Work to do: What follows is a listing; give it again exactly, in its entirety.

Data for processing:
☆ ☆ ☆ ☆ ☆
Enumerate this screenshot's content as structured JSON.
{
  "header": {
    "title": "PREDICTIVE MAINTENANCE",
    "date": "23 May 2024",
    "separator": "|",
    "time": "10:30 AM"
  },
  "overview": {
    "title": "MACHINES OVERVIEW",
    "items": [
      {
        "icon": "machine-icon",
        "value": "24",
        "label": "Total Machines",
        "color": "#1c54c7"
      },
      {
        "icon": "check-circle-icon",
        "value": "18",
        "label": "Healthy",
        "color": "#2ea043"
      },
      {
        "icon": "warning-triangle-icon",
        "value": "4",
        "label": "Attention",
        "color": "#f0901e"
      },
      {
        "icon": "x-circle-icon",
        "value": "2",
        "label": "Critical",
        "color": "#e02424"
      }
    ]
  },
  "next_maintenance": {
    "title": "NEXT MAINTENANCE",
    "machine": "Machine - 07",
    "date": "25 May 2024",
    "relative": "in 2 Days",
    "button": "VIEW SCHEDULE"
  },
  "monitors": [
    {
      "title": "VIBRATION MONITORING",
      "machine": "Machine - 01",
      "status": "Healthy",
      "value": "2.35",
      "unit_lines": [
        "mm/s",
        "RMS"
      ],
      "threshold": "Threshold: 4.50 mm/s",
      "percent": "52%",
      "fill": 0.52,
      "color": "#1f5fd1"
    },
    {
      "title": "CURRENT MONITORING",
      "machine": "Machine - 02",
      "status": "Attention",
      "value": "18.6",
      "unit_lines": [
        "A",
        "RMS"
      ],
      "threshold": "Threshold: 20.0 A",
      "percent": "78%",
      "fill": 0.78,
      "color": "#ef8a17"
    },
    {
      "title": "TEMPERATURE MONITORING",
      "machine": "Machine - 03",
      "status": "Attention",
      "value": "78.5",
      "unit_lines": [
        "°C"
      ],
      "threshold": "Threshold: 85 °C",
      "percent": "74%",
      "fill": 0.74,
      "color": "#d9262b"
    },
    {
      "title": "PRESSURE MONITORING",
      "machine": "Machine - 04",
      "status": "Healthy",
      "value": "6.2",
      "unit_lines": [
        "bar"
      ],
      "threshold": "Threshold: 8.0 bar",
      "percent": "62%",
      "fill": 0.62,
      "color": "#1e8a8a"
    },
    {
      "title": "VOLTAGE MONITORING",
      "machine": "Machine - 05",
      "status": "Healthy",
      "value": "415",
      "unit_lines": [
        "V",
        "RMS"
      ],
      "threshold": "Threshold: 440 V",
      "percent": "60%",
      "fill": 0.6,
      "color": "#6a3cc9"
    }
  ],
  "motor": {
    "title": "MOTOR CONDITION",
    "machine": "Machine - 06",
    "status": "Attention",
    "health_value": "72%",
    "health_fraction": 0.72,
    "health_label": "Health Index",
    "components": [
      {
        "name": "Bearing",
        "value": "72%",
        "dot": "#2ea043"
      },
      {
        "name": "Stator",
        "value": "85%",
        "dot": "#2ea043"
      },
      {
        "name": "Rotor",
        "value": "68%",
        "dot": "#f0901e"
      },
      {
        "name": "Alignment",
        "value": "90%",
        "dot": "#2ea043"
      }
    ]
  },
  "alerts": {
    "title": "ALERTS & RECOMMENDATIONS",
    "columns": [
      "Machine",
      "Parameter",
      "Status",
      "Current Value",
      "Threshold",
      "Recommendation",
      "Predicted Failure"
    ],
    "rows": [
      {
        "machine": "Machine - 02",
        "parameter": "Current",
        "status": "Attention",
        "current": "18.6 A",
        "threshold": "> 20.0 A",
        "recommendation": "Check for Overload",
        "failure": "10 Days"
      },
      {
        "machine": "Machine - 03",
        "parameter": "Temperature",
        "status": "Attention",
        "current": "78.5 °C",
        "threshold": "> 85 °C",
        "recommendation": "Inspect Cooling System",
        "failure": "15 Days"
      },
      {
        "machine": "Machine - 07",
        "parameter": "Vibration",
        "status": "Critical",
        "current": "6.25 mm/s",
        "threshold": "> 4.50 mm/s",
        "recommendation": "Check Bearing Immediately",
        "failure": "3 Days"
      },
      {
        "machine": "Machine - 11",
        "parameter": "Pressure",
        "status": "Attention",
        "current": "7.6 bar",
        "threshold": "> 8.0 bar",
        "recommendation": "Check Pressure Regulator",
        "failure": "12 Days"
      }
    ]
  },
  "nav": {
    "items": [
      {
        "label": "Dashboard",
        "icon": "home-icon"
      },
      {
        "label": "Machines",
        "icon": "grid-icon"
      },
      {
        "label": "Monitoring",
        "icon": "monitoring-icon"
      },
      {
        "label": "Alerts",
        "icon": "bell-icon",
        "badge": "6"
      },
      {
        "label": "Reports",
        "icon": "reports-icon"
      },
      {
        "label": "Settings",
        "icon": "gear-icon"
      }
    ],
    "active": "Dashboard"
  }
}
☆ ☆ ☆ ☆ ☆
Task response:
Enumerate this screenshot's content as structured JSON.
{
  "header": {
    "title": "PREDICTIVE MAINTENANCE",
    "date": "23 May 2024",
    "separator": "|",
    "time": "10:30 AM"
  },
  "overview": {
    "title": "MACHINES OVERVIEW",
    "items": [
      {
        "icon": "machine-icon",
        "value": "24",
        "label": "Total Machines",
        "color": "#1c54c7"
      },
      {
        "icon": "check-circle-icon",
        "value": "18",
        "label": "Healthy",
        "color": "#2ea043"
      },
      {
        "icon": "warning-triangle-icon",
        "value": "4",
        "label": "Attention",
        "color": "#f0901e"
      },
      {
        "icon": "x-circle-icon",
        "value": "2",
        "label": "Critical",
        "color": "#e02424"
      }
    ]
  },
  "next_maintenance": {
    "title": "NEXT MAINTENANCE",
    "machine": "Machine - 07",
    "date": "25 May 2024",
    "relative": "in 2 Days",
    "button": "VIEW SCHEDULE"
  },
  "monitors": [
    {
      "title": "VIBRATION MONITORING",
      "machine": "Machine - 01",
      "status": "Healthy",
      "value": "2.35",
      "unit_lines": [
        "mm/s",
        "RMS"
      ],
      "threshold": "Threshold: 4.50 mm/s",
      "percent": "52%",
      "fill": 0.52,
      "color": "#1f5fd1"
    },
    {
      "title": "CURRENT MONITORING",
      "machine": "Machine - 02",
      "status": "Attention",
      "value": "18.6",
      "unit_lines": [
        "A",
        "RMS"
      ],
      "threshold": "Threshold: 20.0 A",
      "percent": "78%",
      "fill": 0.78,
      "color": "#ef8a17"
    },
    {
      "title": "TEMPERATURE MONITORING",
      "machine": "Machine - 03",
      "status": "Attention",
      "value": "78.5",
      "unit_lines": [
        "°C"
      ],
      "threshold": "Threshold: 85 °C",
      "percent": "74%",
      "fill": 0.74,
      "color": "#d9262b"
    },
    {
      "title": "PRESSURE MONITORING",
      "machine": "Machine - 04",
      "status": "Healthy",
      "value": "6.2",
      "unit_lines": [
        "bar"
      ],
      "threshold": "Threshold: 8.0 bar",
      "percent": "62%",
      "fill": 0.62,
      "color": "#1e8a8a"
    },
    {
      "title": "VOLTAGE MONITORING",
      "machine": "Machine - 05",
      "status": "Healthy",
      "value": "415",
      "unit_lines": [
        "V",
        "RMS"
      ],
      "threshold": "Threshold: 440 V",
      "percent": "60%",
      "fill": 0.6,
      "color": "#6a3cc9"
    }
  ],
  "motor": {
    "title": "MOTOR CONDITION",
    "machine": "Machine - 06",
    "status": "Attention",
    "health_value": "72%",
    "health_fraction": 0.72,
    "health_label": "Health Index",
    "components": [
      {
        "name": "Bearing",
        "value": "72%",
        "dot": "#2ea043"
      },
      {
        "name": "Stator",
        "value": "85%",
        "dot": "#2ea043"
      },
      {
        "name": "Rotor",
        "value": "68%",
        "dot": "#f0901e"
      },
      {
        "name": "Alignment",
        "value": "90%",
        "dot": "#2ea043"
      }
    ]
  },
  "alerts": {
    "title": "ALERTS & RECOMMENDATIONS",
    "columns": [
      "Machine",
      "Parameter",
      "Status",
      "Current Value",
      "Threshold",
      "Recommendation",
      "Predicted Failure"
    ],
    "rows": [
      {
        "machine": "Machine - 02",
        "parameter": "Current",
        "status": "Attention",
        "current": "18.6 A",
        "threshold": "> 20.0 A",
        "recommendation": "Check for Overload",
        "failure": "10 Days"
      },
      {
        "machine": "Machine - 03",
        "parameter": "Temperature",
        "status": "Attention",
        "current": "78.5 °C",
        "threshold": "> 85 °C",
        "recommendation": "Inspect Cooling System",
        "failure": "15 Days"
      },
      {
        "machine": "Machine - 07",
        "parameter": "Vibration",
        "status": "Critical",
        "current": "6.25 mm/s",
        "threshold": "> 4.50 mm/s",
        "recommendation": "Check Bearing Immediately",
        "failure": "3 Days"
      },
      {
        "machine": "Machine - 11",
        "parameter": "Pressure",
        "status": "Attention",
        "current": "7.6 bar",
        "threshold": "> 8.0 bar",
        "recommendation": "Check Pressure Regulator",
        "failure": "12 Days"
      }
    ]
  },
  "nav": {
    "items": [
      {
        "label": "Dashboard",
        "icon": "home-icon"
      },
      {
        "label": "Machines",
        "icon": "grid-icon"
      },
      {
        "label": "Monitoring",
        "icon": "monitoring-icon"
      },
      {
        "label": "Alerts",
        "icon": "bell-icon",
        "badge": "6"
      },
      {
        "label": "Reports",
        "icon": "reports-icon"
      },
      {
        "label": "Settings",
        "icon": "gear-icon"
      }
    ],
    "active": "Dashboard"
  }
}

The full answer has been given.